## WRITTEN PROBLEM
Every entry that follows should be repeated exactly; drop the images.

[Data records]
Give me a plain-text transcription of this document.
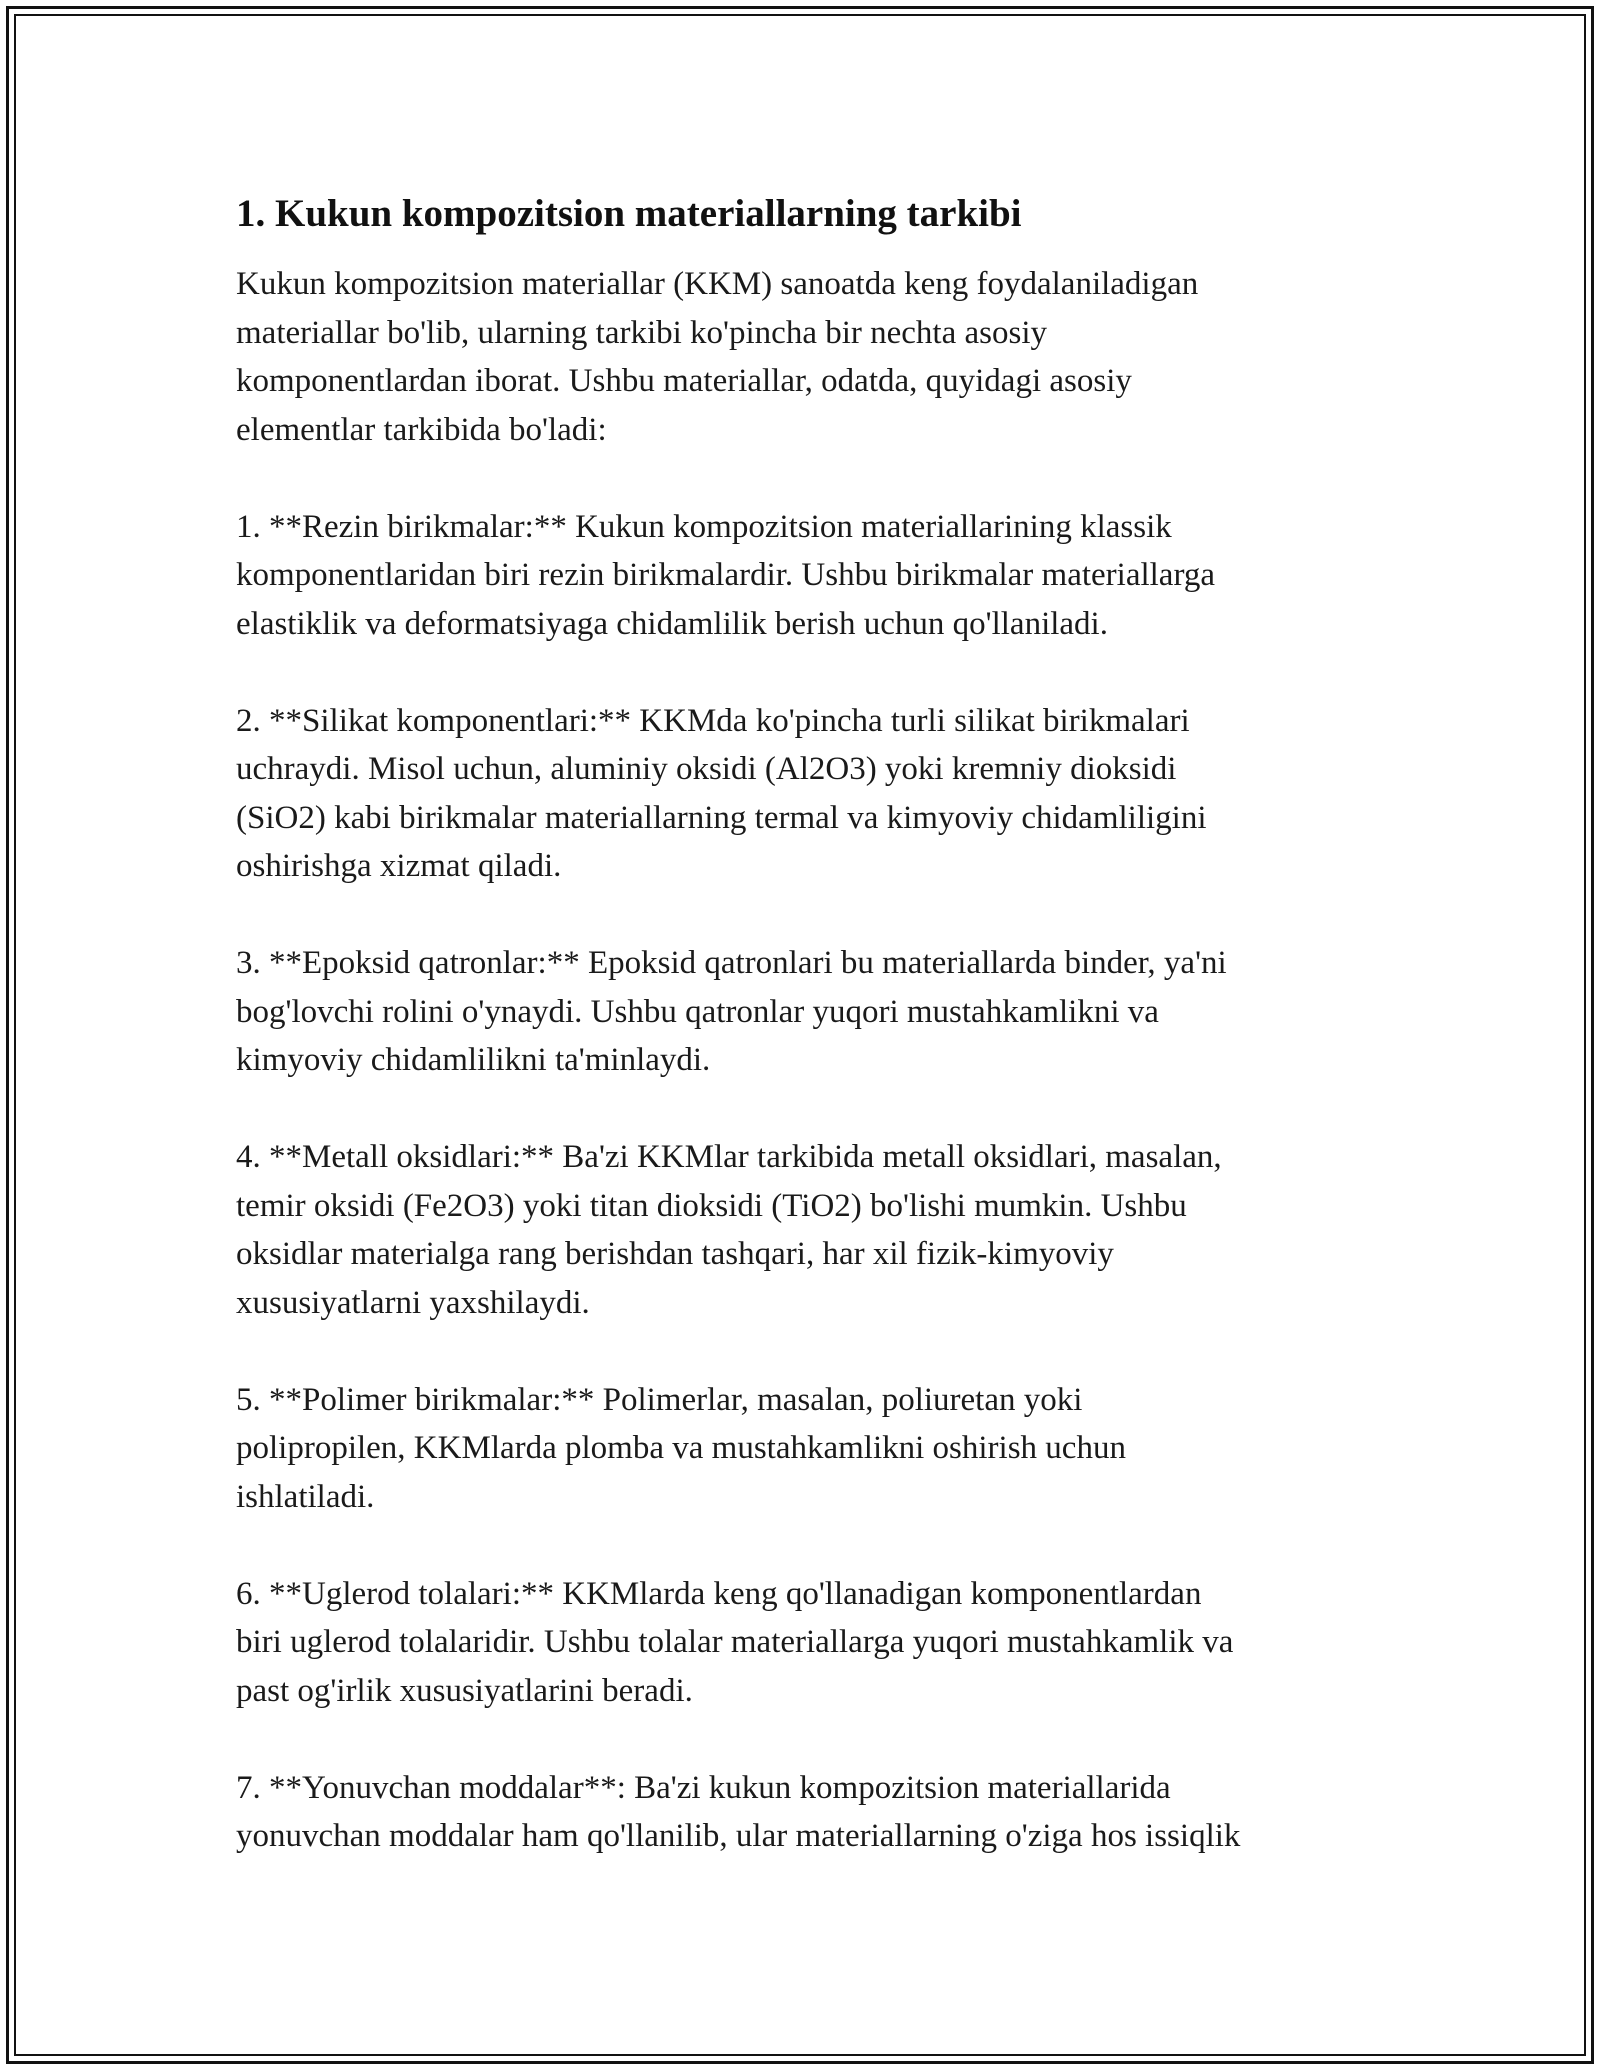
1. Kukun kompozitsion materiallarning tarkibi
Kukun kompozitsion materiallar (KKM) sanoatda keng foydalaniladigan
materiallar bo'lib, ularning tarkibi ko'pincha bir nechta asosiy
komponentlardan iborat. Ushbu materiallar, odatda, quyidagi asosiy
elementlar tarkibida bo'ladi:
1. **Rezin birikmalar:** Kukun kompozitsion materiallarining klassik
komponentlaridan biri rezin birikmalardir. Ushbu birikmalar materiallarga
elastiklik va deformatsiyaga chidamlilik berish uchun qo'llaniladi.
2. **Silikat komponentlari:** KKMda ko'pincha turli silikat birikmalari
uchraydi. Misol uchun, aluminiy oksidi (Al2O3) yoki kremniy dioksidi
(SiO2) kabi birikmalar materiallarning termal va kimyoviy chidamliligini
oshirishga xizmat qiladi.
3. **Epoksid qatronlar:** Epoksid qatronlari bu materiallarda binder, ya'ni
bog'lovchi rolini o'ynaydi. Ushbu qatronlar yuqori mustahkamlikni va
kimyoviy chidamlilikni ta'minlaydi.
4. **Metall oksidlari:** Ba'zi KKMlar tarkibida metall oksidlari, masalan,
temir oksidi (Fe2O3) yoki titan dioksidi (TiO2) bo'lishi mumkin. Ushbu
oksidlar materialga rang berishdan tashqari, har xil fizik-kimyoviy
xususiyatlarni yaxshilaydi.
5. **Polimer birikmalar:** Polimerlar, masalan, poliuretan yoki
polipropilen, KKMlarda plomba va mustahkamlikni oshirish uchun
ishlatiladi.
6. **Uglerod tolalari:** KKMlarda keng qo'llanadigan komponentlardan
biri uglerod tolalaridir. Ushbu tolalar materiallarga yuqori mustahkamlik va
past og'irlik xususiyatlarini beradi.
7. **Yonuvchan moddalar**: Ba'zi kukun kompozitsion materiallarida
yonuvchan moddalar ham qo'llanilib, ular materiallarning o'ziga hos issiqlik
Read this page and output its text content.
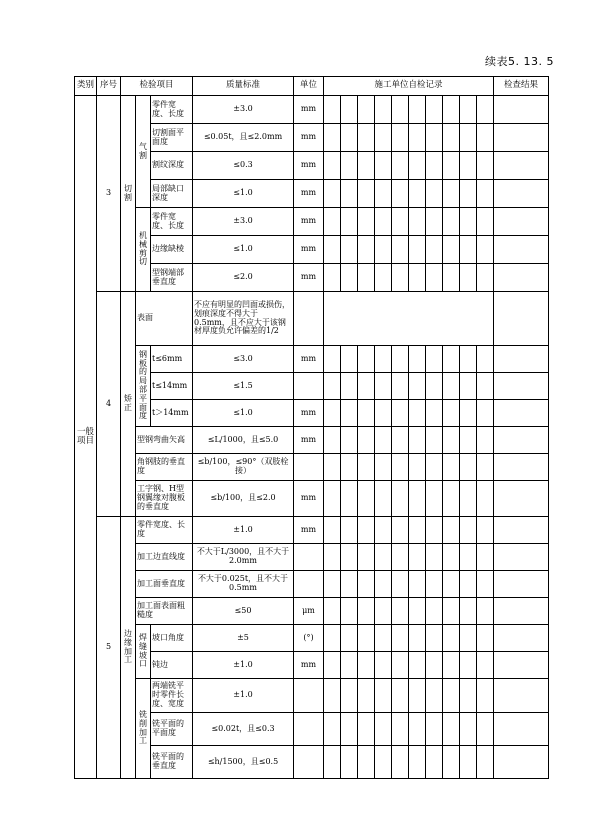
续表5. 13. 5
类别	序号	检验项目			质量标准	单位	施工单位自检记录										检查结果
一般项目	3	切割	气割	零件宽度、长度	±3.0	mm											
				切割面平面度	≤0.05t，且≤2.0mm	mm											
				割纹深度	≤0.3	mm											
				局部缺口深度	≤1.0	mm											
			机械剪切	零件宽度、长度	±3.0	mm											
				边缘缺棱	≤1.0	mm											
				型钢端部垂直度	≤2.0	mm											
	4	矫正	表面		不应有明显的凹面或损伤，划痕深度不得大于0.5mm，且不应大于该钢材厚度负允许偏差的1/2												
			钢板的局部平面度	t≤6mm	≤3.0	mm											
				t≤14mm	≤1.5												
				t＞14mm	≤1.0	mm											
			型钢弯曲矢高		≤L/1000，且≤5.0	mm											
			角钢肢的垂直度		≤b/100，≤90°（双肢栓接）												
			工字钢、H型钢翼缘对腹板的垂直度		≤b/100，且≤2.0	mm											
	5	边缘加工	零件宽度、长度		±1.0	mm											
			加工边直线度		不大于L/3000，且不大于2.0mm												
			加工面垂直度		不大于0.025t，且不大于0.5mm												
			加工面表面粗糙度		≤50	μm											
			焊缝坡口	坡口角度	±5	(°)											
				钝边	±1.0	mm											
			铣削加工	两端铣平时零件长度、宽度	±1.0												
				铣平面的平面度	≤0.02t，且≤0.3												
				铣平面的垂直度	≤h/1500，且≤0.5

## RESULT FOR THIS TASK
Give me a plain-text transcription of this document.
1. Kukun kompozitsion materiallarning tarkibi
Kukun kompozitsion materiallar (KKM) sanoatda keng foydalaniladigan
materiallar bo'lib, ularning tarkibi ko'pincha bir nechta asosiy
komponentlardan iborat. Ushbu materiallar, odatda, quyidagi asosiy
elementlar tarkibida bo'ladi:
1. **Rezin birikmalar:** Kukun kompozitsion materiallarining klassik
komponentlaridan biri rezin birikmalardir. Ushbu birikmalar materiallarga
elastiklik va deformatsiyaga chidamlilik berish uchun qo'llaniladi.
2. **Silikat komponentlari:** KKMda ko'pincha turli silikat birikmalari
uchraydi. Misol uchun, aluminiy oksidi (Al2O3) yoki kremniy dioksidi
(SiO2) kabi birikmalar materiallarning termal va kimyoviy chidamliligini
oshirishga xizmat qiladi.
3. **Epoksid qatronlar:** Epoksid qatronlari bu materiallarda binder, ya'ni
bog'lovchi rolini o'ynaydi. Ushbu qatronlar yuqori mustahkamlikni va
kimyoviy chidamlilikni ta'minlaydi.
4. **Metall oksidlari:** Ba'zi KKMlar tarkibida metall oksidlari, masalan,
temir oksidi (Fe2O3) yoki titan dioksidi (TiO2) bo'lishi mumkin. Ushbu
oksidlar materialga rang berishdan tashqari, har xil fizik-kimyoviy
xususiyatlarni yaxshilaydi.
5. **Polimer birikmalar:** Polimerlar, masalan, poliuretan yoki
polipropilen, KKMlarda plomba va mustahkamlikni oshirish uchun
ishlatiladi.
6. **Uglerod tolalari:** KKMlarda keng qo'llanadigan komponentlardan
biri uglerod tolalaridir. Ushbu tolalar materiallarga yuqori mustahkamlik va
past og'irlik xususiyatlarini beradi.
7. **Yonuvchan moddalar**: Ba'zi kukun kompozitsion materiallarida
yonuvchan moddalar ham qo'llanilib, ular materiallarning o'ziga hos issiqlik
Read this page and output its text content.
续表5. 13. 5
类别	序号	检验项目			质量标准	单位	施工单位自检记录										检查结果
一般项目	3	切割	气割	零件宽度、长度	±3.0	mm											
				切割面平面度	≤0.05t，且≤2.0mm	mm											
				割纹深度	≤0.3	mm											
				局部缺口深度	≤1.0	mm											
			机械剪切	零件宽度、长度	±3.0	mm											
				边缘缺棱	≤1.0	mm											
				型钢端部垂直度	≤2.0	mm											
	4	矫正	表面		不应有明显的凹面或损伤，划痕深度不得大于0.5mm，且不应大于该钢材厚度负允许偏差的1/2												
			钢板的局部平面度	t≤6mm	≤3.0	mm											
				t≤14mm	≤1.5												
				t＞14mm	≤1.0	mm											
			型钢弯曲矢高		≤L/1000，且≤5.0	mm											
			角钢肢的垂直度		≤b/100，≤90°（双肢栓接）												
			工字钢、H型钢翼缘对腹板的垂直度		≤b/100，且≤2.0	mm											
	5	边缘加工	零件宽度、长度		±1.0	mm											
			加工边直线度		不大于L/3000，且不大于2.0mm												
			加工面垂直度		不大于0.025t，且不大于0.5mm												
			加工面表面粗糙度		≤50	μm											
			焊缝坡口	坡口角度	±5	(°)											
				钝边	±1.0	mm											
			铣削加工	两端铣平时零件长度、宽度	±1.0												
				铣平面的平面度	≤0.02t，且≤0.3												
				铣平面的垂直度	≤h/1500，且≤0.5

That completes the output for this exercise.